* Start *
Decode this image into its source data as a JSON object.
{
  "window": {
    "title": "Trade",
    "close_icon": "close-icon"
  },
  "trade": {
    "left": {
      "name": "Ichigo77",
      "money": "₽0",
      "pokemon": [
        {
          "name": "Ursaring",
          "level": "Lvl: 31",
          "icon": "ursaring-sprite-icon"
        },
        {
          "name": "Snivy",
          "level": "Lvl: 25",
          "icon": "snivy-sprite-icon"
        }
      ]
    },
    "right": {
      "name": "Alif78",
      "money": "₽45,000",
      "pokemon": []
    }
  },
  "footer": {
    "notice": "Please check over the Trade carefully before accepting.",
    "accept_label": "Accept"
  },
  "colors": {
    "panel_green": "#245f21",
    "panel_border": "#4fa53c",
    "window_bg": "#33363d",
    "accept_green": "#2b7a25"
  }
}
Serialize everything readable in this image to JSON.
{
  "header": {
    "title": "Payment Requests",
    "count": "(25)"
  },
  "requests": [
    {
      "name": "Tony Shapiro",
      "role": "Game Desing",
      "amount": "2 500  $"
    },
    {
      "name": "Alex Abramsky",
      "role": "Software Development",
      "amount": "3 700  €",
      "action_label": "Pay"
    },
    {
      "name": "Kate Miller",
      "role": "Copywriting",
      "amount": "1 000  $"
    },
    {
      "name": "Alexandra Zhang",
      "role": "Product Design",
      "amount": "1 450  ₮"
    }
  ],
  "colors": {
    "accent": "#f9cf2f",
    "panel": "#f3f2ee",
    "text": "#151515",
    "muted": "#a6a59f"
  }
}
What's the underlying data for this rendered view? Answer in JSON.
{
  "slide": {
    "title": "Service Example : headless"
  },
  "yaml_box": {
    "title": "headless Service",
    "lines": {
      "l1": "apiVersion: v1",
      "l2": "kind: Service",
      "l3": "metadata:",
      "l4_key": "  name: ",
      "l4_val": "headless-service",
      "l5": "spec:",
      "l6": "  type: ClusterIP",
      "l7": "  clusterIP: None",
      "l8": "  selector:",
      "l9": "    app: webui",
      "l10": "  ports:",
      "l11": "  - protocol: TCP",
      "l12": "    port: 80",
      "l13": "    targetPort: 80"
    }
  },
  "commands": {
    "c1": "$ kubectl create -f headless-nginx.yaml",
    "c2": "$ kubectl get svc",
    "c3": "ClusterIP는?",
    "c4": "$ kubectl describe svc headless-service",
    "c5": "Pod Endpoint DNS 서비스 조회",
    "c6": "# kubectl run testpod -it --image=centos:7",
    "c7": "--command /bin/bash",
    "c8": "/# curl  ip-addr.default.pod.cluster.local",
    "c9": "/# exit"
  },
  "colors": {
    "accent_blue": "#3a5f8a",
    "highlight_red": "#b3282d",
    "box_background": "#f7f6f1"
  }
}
* End *
Work required: Repeat the listing exactly, from its first line to its last.

Response to this exercise:
Decode this image into its source data as a JSON object.
{
  "window": {
    "title": "Trade",
    "close_icon": "close-icon"
  },
  "trade": {
    "left": {
      "name": "Ichigo77",
      "money": "₽0",
      "pokemon": [
        {
          "name": "Ursaring",
          "level": "Lvl: 31",
          "icon": "ursaring-sprite-icon"
        },
        {
          "name": "Snivy",
          "level": "Lvl: 25",
          "icon": "snivy-sprite-icon"
        }
      ]
    },
    "right": {
      "name": "Alif78",
      "money": "₽45,000",
      "pokemon": []
    }
  },
  "footer": {
    "notice": "Please check over the Trade carefully before accepting.",
    "accept_label": "Accept"
  },
  "colors": {
    "panel_green": "#245f21",
    "panel_border": "#4fa53c",
    "window_bg": "#33363d",
    "accept_green": "#2b7a25"
  }
}
Serialize everything readable in this image to JSON.
{
  "header": {
    "title": "Payment Requests",
    "count": "(25)"
  },
  "requests": [
    {
      "name": "Tony Shapiro",
      "role": "Game Desing",
      "amount": "2 500  $"
    },
    {
      "name": "Alex Abramsky",
      "role": "Software Development",
      "amount": "3 700  €",
      "action_label": "Pay"
    },
    {
      "name": "Kate Miller",
      "role": "Copywriting",
      "amount": "1 000  $"
    },
    {
      "name": "Alexandra Zhang",
      "role": "Product Design",
      "amount": "1 450  ₮"
    }
  ],
  "colors": {
    "accent": "#f9cf2f",
    "panel": "#f3f2ee",
    "text": "#151515",
    "muted": "#a6a59f"
  }
}
What's the underlying data for this rendered view? Answer in JSON.
{
  "slide": {
    "title": "Service Example : headless"
  },
  "yaml_box": {
    "title": "headless Service",
    "lines": {
      "l1": "apiVersion: v1",
      "l2": "kind: Service",
      "l3": "metadata:",
      "l4_key": "  name: ",
      "l4_val": "headless-service",
      "l5": "spec:",
      "l6": "  type: ClusterIP",
      "l7": "  clusterIP: None",
      "l8": "  selector:",
      "l9": "    app: webui",
      "l10": "  ports:",
      "l11": "  - protocol: TCP",
      "l12": "    port: 80",
      "l13": "    targetPort: 80"
    }
  },
  "commands": {
    "c1": "$ kubectl create -f headless-nginx.yaml",
    "c2": "$ kubectl get svc",
    "c3": "ClusterIP는?",
    "c4": "$ kubectl describe svc headless-service",
    "c5": "Pod Endpoint DNS 서비스 조회",
    "c6": "# kubectl run testpod -it --image=centos:7",
    "c7": "--command /bin/bash",
    "c8": "/# curl  ip-addr.default.pod.cluster.local",
    "c9": "/# exit"
  },
  "colors": {
    "accent_blue": "#3a5f8a",
    "highlight_red": "#b3282d",
    "box_background": "#f7f6f1"
  }
}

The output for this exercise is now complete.